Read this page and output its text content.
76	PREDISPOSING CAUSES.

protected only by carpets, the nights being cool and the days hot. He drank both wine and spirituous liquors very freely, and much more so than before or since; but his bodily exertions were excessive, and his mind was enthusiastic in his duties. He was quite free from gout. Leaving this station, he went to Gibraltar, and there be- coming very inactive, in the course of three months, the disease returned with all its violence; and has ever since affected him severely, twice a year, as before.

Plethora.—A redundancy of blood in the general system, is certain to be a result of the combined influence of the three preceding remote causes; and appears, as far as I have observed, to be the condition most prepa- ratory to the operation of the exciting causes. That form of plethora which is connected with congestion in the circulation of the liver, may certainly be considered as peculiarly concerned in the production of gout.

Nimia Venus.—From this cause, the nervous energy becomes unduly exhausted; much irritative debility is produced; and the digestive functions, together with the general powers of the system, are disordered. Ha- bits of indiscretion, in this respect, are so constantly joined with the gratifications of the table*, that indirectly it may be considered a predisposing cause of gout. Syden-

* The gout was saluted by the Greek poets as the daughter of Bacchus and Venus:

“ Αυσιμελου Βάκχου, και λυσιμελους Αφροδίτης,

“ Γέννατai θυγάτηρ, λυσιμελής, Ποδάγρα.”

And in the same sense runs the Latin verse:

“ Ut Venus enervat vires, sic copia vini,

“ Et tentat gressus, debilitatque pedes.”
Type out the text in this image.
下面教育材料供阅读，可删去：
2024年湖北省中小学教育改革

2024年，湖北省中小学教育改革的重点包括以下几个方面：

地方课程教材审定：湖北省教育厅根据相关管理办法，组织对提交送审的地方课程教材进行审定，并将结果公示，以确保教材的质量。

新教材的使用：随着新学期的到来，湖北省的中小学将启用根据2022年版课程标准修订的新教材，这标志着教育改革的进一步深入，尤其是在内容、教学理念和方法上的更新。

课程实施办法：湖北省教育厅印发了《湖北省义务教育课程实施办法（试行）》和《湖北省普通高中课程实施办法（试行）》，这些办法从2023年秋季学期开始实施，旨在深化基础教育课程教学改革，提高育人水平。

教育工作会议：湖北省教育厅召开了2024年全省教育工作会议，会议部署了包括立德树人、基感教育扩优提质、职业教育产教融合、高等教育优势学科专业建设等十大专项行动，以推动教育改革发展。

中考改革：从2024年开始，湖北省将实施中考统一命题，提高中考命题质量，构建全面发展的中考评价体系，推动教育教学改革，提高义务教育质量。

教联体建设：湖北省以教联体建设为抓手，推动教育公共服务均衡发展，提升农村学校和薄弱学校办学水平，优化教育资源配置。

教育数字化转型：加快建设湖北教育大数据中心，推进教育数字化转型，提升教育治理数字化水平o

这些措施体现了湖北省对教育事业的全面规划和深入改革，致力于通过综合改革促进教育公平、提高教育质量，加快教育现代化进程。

> **The request**:
Gather each line of the listing containing the word "general" and show it.

> **Correct output**:
Plethora.—A redundancy of blood in the general system, is certain to be a result of the combined influence of the three preceding remote causes; and appears, as far as I have observed, to be the condition most prepa- ratory to the operation of the exciting causes. That form of plethora which is connected with congestion in the circulation of the liver, may certainly be considered as peculiarly concerned in the production of gout.
Nimia Venus.—From this cause, the nervous energy becomes unduly exhausted; much irritative debility is produced; and the digestive functions, together with the general powers of the system, are disordered. Ha- bits of indiscretion, in this respect, are so constantly joined with the gratifications of the table*, that indirectly it may be considered a predisposing cause of gout. Syden-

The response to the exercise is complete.